**Exercise**
Select all lines in the records that include "point".

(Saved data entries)
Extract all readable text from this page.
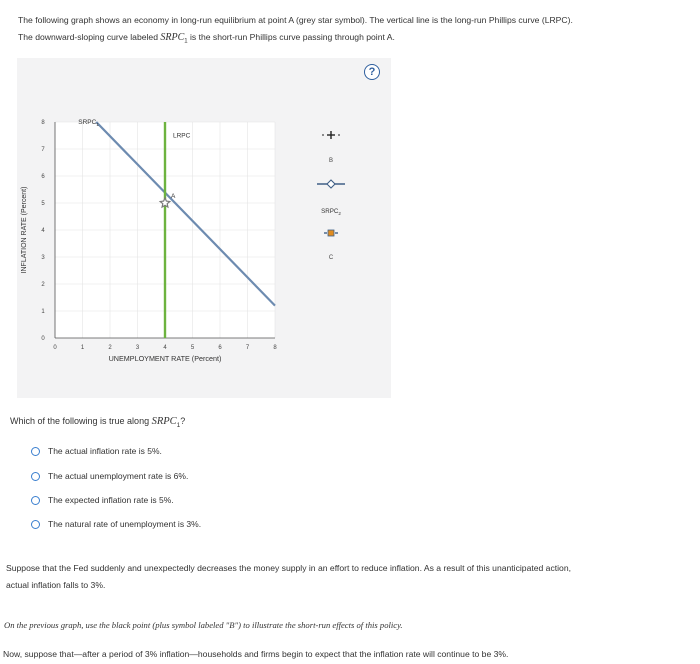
The following graph shows an economy in long-run equilibrium at point A (grey star symbol). The vertical line is the long-run Phillips curve (LRPC).
The downward-sloping curve labeled $SRPC_1$ is the short-run Phillips curve passing through point A.
0	1	2	3	4	5	6	7	8
0
1
2
3
4
5
6
7
8
UNEMPLOYMENT RATE (Percent)
INFLATION RATE (Percent)
$SRPC_1$
LRPC
A
B
$SRPC_2$
C
?
Which of the following is true along $SRPC_1$?
The actual inflation rate is 5%.
The actual unemployment rate is 6%.
The expected inflation rate is 5%.
The natural rate of unemployment is 3%.
Suppose that the Fed suddenly and unexpectedly decreases the money supply in an effort to reduce inflation. As a result of this unanticipated action,
actual inflation falls to 3%.
On the previous graph, use the black point (plus symbol labeled "B") to illustrate the short-run effects of this policy.
Now, suppose that—after a period of 3% inflation—households and firms begin to expect that the inflation rate will continue to be 3%.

**Worked solution**
The following graph shows an economy in long-run equilibrium at point A (grey star symbol). The vertical line is the long-run Phillips curve (LRPC).
The downward-sloping curve labeled $SRPC_1$ is the short-run Phillips curve passing through point A.
On the previous graph, use the black point (plus symbol labeled "B") to illustrate the short-run effects of this policy.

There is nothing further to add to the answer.